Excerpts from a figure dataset

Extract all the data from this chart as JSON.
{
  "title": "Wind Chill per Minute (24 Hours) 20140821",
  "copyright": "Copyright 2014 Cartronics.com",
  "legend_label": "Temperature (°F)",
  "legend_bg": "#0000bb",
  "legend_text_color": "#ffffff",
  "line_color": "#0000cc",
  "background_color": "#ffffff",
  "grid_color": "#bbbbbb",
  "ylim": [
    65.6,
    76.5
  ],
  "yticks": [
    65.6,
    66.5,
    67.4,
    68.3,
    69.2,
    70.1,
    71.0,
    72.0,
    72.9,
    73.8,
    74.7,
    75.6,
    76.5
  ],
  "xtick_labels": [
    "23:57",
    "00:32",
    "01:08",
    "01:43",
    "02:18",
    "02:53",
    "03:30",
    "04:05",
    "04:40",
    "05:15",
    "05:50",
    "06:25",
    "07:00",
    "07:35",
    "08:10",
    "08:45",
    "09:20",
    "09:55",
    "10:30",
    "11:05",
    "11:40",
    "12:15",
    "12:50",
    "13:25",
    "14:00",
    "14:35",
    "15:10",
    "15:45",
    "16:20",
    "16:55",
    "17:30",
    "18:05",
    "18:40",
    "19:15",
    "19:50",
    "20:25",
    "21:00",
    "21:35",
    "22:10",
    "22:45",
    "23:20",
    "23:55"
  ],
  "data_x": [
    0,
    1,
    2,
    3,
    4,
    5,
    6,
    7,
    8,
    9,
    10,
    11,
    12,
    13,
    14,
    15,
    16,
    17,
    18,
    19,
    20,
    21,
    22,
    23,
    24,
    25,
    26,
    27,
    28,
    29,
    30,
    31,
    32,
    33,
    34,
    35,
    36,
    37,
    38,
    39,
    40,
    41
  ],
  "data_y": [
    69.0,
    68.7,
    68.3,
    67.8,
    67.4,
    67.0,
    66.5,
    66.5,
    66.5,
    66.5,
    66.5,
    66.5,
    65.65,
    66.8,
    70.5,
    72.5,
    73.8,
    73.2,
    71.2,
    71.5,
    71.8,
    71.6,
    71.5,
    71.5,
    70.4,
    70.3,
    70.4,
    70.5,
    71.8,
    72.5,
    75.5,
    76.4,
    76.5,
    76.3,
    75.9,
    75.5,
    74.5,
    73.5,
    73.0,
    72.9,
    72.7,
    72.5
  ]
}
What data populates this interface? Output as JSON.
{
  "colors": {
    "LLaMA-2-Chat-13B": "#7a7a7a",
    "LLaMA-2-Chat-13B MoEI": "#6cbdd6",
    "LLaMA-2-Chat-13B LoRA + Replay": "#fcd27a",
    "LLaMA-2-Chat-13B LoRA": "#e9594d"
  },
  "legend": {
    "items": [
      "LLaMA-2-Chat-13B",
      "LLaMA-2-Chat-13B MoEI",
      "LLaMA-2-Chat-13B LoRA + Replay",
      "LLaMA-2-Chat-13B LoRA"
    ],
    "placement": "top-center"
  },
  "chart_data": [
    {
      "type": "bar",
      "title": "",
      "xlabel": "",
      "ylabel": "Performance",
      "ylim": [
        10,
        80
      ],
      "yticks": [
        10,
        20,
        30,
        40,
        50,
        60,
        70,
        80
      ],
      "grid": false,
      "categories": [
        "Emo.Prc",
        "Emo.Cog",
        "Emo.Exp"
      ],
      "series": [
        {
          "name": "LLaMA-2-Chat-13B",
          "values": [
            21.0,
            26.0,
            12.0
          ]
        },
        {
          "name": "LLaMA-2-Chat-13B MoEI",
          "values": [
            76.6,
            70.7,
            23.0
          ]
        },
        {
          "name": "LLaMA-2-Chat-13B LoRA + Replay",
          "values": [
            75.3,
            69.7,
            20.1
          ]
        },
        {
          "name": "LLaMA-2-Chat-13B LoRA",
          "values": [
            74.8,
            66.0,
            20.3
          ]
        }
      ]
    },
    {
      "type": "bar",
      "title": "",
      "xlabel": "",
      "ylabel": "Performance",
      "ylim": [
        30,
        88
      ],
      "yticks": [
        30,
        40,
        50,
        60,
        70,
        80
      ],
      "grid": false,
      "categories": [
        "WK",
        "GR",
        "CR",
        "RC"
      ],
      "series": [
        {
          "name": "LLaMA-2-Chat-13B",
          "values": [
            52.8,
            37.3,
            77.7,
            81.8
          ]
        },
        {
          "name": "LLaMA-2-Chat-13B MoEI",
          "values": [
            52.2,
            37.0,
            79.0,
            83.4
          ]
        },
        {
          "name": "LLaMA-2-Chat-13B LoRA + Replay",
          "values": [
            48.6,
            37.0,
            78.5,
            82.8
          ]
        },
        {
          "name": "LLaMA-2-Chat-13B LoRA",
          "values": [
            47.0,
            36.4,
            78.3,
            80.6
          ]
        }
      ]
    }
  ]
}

What is asked: Repeat the data precisely, reproducing every entry.

Result of the exercise:
Extract all the data from this chart as JSON.
{
  "title": "Wind Chill per Minute (24 Hours) 20140821",
  "copyright": "Copyright 2014 Cartronics.com",
  "legend_label": "Temperature (°F)",
  "legend_bg": "#0000bb",
  "legend_text_color": "#ffffff",
  "line_color": "#0000cc",
  "background_color": "#ffffff",
  "grid_color": "#bbbbbb",
  "ylim": [
    65.6,
    76.5
  ],
  "yticks": [
    65.6,
    66.5,
    67.4,
    68.3,
    69.2,
    70.1,
    71.0,
    72.0,
    72.9,
    73.8,
    74.7,
    75.6,
    76.5
  ],
  "xtick_labels": [
    "23:57",
    "00:32",
    "01:08",
    "01:43",
    "02:18",
    "02:53",
    "03:30",
    "04:05",
    "04:40",
    "05:15",
    "05:50",
    "06:25",
    "07:00",
    "07:35",
    "08:10",
    "08:45",
    "09:20",
    "09:55",
    "10:30",
    "11:05",
    "11:40",
    "12:15",
    "12:50",
    "13:25",
    "14:00",
    "14:35",
    "15:10",
    "15:45",
    "16:20",
    "16:55",
    "17:30",
    "18:05",
    "18:40",
    "19:15",
    "19:50",
    "20:25",
    "21:00",
    "21:35",
    "22:10",
    "22:45",
    "23:20",
    "23:55"
  ],
  "data_x": [
    0,
    1,
    2,
    3,
    4,
    5,
    6,
    7,
    8,
    9,
    10,
    11,
    12,
    13,
    14,
    15,
    16,
    17,
    18,
    19,
    20,
    21,
    22,
    23,
    24,
    25,
    26,
    27,
    28,
    29,
    30,
    31,
    32,
    33,
    34,
    35,
    36,
    37,
    38,
    39,
    40,
    41
  ],
  "data_y": [
    69.0,
    68.7,
    68.3,
    67.8,
    67.4,
    67.0,
    66.5,
    66.5,
    66.5,
    66.5,
    66.5,
    66.5,
    65.65,
    66.8,
    70.5,
    72.5,
    73.8,
    73.2,
    71.2,
    71.5,
    71.8,
    71.6,
    71.5,
    71.5,
    70.4,
    70.3,
    70.4,
    70.5,
    71.8,
    72.5,
    75.5,
    76.4,
    76.5,
    76.3,
    75.9,
    75.5,
    74.5,
    73.5,
    73.0,
    72.9,
    72.7,
    72.5
  ]
}
What data populates this interface? Output as JSON.
{
  "colors": {
    "LLaMA-2-Chat-13B": "#7a7a7a",
    "LLaMA-2-Chat-13B MoEI": "#6cbdd6",
    "LLaMA-2-Chat-13B LoRA + Replay": "#fcd27a",
    "LLaMA-2-Chat-13B LoRA": "#e9594d"
  },
  "legend": {
    "items": [
      "LLaMA-2-Chat-13B",
      "LLaMA-2-Chat-13B MoEI",
      "LLaMA-2-Chat-13B LoRA + Replay",
      "LLaMA-2-Chat-13B LoRA"
    ],
    "placement": "top-center"
  },
  "chart_data": [
    {
      "type": "bar",
      "title": "",
      "xlabel": "",
      "ylabel": "Performance",
      "ylim": [
        10,
        80
      ],
      "yticks": [
        10,
        20,
        30,
        40,
        50,
        60,
        70,
        80
      ],
      "grid": false,
      "categories": [
        "Emo.Prc",
        "Emo.Cog",
        "Emo.Exp"
      ],
      "series": [
        {
          "name": "LLaMA-2-Chat-13B",
          "values": [
            21.0,
            26.0,
            12.0
          ]
        },
        {
          "name": "LLaMA-2-Chat-13B MoEI",
          "values": [
            76.6,
            70.7,
            23.0
          ]
        },
        {
          "name": "LLaMA-2-Chat-13B LoRA + Replay",
          "values": [
            75.3,
            69.7,
            20.1
          ]
        },
        {
          "name": "LLaMA-2-Chat-13B LoRA",
          "values": [
            74.8,
            66.0,
            20.3
          ]
        }
      ]
    },
    {
      "type": "bar",
      "title": "",
      "xlabel": "",
      "ylabel": "Performance",
      "ylim": [
        30,
        88
      ],
      "yticks": [
        30,
        40,
        50,
        60,
        70,
        80
      ],
      "grid": false,
      "categories": [
        "WK",
        "GR",
        "CR",
        "RC"
      ],
      "series": [
        {
          "name": "LLaMA-2-Chat-13B",
          "values": [
            52.8,
            37.3,
            77.7,
            81.8
          ]
        },
        {
          "name": "LLaMA-2-Chat-13B MoEI",
          "values": [
            52.2,
            37.0,
            79.0,
            83.4
          ]
        },
        {
          "name": "LLaMA-2-Chat-13B LoRA + Replay",
          "values": [
            48.6,
            37.0,
            78.5,
            82.8
          ]
        },
        {
          "name": "LLaMA-2-Chat-13B LoRA",
          "values": [
            47.0,
            36.4,
            78.3,
            80.6
          ]
        }
      ]
    }
  ]
}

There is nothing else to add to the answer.